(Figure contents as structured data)
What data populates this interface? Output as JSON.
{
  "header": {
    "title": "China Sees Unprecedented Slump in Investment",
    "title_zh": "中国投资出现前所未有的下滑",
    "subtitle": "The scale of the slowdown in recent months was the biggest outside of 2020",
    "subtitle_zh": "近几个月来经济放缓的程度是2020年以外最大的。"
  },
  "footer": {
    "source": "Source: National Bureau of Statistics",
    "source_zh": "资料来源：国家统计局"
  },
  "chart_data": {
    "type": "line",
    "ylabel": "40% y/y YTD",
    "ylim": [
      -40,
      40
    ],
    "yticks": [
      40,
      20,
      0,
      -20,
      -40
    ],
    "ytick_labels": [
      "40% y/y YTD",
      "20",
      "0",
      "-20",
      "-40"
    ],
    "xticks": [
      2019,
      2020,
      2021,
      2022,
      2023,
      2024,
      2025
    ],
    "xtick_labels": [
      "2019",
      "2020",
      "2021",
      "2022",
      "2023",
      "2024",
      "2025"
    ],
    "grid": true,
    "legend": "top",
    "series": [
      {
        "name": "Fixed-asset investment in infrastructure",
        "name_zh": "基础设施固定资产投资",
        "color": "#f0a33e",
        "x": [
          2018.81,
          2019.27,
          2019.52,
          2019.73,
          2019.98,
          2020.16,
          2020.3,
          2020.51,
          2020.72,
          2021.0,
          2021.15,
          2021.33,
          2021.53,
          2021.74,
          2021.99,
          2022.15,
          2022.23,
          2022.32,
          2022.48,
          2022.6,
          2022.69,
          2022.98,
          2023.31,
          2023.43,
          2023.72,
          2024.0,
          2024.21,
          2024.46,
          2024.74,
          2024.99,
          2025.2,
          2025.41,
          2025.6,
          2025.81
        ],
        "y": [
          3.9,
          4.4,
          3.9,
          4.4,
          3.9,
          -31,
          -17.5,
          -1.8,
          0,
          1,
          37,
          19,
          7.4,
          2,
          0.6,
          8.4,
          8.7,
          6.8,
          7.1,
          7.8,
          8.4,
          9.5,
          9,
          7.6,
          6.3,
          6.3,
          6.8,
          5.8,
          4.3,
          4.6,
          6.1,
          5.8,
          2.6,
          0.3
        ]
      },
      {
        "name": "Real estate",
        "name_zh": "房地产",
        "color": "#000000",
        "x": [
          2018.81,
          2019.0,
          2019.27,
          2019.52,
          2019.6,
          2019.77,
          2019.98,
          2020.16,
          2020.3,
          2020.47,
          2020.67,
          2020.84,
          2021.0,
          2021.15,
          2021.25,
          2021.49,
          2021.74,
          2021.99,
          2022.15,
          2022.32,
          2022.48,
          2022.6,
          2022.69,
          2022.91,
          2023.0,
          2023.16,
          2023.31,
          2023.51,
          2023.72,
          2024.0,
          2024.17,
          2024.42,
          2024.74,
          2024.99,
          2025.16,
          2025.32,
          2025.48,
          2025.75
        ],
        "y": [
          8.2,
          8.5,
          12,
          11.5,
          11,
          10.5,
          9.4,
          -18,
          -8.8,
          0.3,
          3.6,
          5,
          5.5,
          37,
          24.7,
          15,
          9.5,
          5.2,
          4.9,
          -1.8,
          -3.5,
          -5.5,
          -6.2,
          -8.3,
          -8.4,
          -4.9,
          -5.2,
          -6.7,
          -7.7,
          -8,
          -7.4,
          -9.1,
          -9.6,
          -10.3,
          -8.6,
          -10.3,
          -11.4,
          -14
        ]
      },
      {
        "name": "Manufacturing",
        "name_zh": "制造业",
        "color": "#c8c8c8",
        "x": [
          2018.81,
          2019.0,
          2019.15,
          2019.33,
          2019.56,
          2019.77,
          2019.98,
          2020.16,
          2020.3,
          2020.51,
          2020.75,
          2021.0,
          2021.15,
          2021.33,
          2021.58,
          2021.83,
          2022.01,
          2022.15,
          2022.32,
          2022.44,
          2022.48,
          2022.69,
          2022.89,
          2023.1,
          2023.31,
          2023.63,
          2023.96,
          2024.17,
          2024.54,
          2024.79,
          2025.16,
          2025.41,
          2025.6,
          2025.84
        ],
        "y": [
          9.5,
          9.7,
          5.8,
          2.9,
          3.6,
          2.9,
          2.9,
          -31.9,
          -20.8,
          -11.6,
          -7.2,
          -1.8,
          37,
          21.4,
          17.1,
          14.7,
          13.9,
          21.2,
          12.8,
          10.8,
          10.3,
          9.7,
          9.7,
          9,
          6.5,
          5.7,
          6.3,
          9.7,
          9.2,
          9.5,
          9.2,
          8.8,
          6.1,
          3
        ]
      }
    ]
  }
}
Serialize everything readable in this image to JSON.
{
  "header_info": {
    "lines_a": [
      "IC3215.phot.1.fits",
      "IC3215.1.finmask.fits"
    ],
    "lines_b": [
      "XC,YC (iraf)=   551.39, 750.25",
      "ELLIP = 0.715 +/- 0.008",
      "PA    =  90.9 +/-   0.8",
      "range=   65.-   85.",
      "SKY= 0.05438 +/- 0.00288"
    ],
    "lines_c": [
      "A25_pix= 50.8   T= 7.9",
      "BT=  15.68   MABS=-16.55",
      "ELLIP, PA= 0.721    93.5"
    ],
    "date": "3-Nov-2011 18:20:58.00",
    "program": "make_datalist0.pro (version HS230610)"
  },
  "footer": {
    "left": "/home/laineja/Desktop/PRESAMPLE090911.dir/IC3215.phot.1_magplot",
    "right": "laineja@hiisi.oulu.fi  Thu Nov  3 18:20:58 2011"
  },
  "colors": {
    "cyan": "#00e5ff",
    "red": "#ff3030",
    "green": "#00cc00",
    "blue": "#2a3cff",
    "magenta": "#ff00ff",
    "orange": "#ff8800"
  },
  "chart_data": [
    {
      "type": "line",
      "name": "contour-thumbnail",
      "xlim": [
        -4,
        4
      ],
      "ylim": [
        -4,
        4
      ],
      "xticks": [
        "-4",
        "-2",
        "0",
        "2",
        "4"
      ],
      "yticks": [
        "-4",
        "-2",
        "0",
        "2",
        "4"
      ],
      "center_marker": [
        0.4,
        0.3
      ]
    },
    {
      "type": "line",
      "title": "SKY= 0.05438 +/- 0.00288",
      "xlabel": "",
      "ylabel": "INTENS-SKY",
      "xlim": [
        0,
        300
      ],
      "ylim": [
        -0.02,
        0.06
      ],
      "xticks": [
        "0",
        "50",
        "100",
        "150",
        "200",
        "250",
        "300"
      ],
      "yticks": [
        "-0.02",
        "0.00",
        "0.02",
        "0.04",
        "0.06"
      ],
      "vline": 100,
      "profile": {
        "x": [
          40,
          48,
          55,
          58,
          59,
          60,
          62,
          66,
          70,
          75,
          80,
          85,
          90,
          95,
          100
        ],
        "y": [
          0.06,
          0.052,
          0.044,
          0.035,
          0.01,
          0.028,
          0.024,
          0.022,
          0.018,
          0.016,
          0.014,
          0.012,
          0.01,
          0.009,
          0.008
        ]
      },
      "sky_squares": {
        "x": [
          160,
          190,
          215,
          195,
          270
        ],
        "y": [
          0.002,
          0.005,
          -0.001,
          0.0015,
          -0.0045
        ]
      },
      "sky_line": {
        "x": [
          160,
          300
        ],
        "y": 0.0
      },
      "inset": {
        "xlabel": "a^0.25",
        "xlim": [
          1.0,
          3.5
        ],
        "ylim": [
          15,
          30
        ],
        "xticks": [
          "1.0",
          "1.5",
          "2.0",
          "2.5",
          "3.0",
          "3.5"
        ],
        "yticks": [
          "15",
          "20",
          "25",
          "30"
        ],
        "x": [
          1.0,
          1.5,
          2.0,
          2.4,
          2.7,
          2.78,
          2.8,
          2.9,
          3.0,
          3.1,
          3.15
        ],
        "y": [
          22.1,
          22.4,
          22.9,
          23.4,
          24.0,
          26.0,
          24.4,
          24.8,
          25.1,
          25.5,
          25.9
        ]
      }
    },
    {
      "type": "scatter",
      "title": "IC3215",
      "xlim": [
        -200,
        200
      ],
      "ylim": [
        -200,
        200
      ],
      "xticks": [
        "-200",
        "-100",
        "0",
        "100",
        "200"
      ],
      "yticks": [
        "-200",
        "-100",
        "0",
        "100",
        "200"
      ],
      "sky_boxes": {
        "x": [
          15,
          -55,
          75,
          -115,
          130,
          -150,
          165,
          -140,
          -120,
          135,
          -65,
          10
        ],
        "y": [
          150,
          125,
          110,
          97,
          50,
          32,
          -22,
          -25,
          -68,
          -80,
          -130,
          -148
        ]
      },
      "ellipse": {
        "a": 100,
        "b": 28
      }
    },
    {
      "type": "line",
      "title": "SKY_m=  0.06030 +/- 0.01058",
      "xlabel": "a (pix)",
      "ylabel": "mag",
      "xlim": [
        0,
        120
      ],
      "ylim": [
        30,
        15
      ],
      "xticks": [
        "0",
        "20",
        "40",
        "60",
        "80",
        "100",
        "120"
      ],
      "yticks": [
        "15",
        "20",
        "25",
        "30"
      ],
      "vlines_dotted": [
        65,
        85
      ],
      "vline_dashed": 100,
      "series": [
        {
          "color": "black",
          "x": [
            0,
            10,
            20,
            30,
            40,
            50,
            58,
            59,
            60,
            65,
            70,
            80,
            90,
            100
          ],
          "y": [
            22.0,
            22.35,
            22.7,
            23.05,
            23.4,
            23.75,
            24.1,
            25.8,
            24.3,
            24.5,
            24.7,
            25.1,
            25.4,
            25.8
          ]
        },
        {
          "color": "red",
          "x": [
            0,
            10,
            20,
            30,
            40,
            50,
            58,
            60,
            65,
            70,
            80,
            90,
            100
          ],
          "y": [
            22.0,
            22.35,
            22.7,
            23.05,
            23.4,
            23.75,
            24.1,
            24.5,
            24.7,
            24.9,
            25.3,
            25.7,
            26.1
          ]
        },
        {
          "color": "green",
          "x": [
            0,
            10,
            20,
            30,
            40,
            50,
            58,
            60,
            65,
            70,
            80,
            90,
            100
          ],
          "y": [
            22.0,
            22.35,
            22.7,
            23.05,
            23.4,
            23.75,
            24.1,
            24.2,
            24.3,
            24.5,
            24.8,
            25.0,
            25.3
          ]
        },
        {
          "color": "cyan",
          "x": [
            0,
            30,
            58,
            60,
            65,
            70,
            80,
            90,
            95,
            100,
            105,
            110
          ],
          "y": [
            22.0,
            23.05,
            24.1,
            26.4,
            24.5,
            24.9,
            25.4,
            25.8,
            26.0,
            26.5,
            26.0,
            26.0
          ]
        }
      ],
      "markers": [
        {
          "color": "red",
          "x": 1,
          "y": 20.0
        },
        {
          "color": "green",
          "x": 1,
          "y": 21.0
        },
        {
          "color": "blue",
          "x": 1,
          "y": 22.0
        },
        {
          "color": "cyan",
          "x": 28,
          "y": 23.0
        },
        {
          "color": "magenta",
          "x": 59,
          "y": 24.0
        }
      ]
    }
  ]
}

- _AIM_:
Return each line of the listing that holds the string "this".

- _THE COMPLETED TASK_:
What data populates this interface? Output as JSON.
Serialize everything readable in this image to JSON.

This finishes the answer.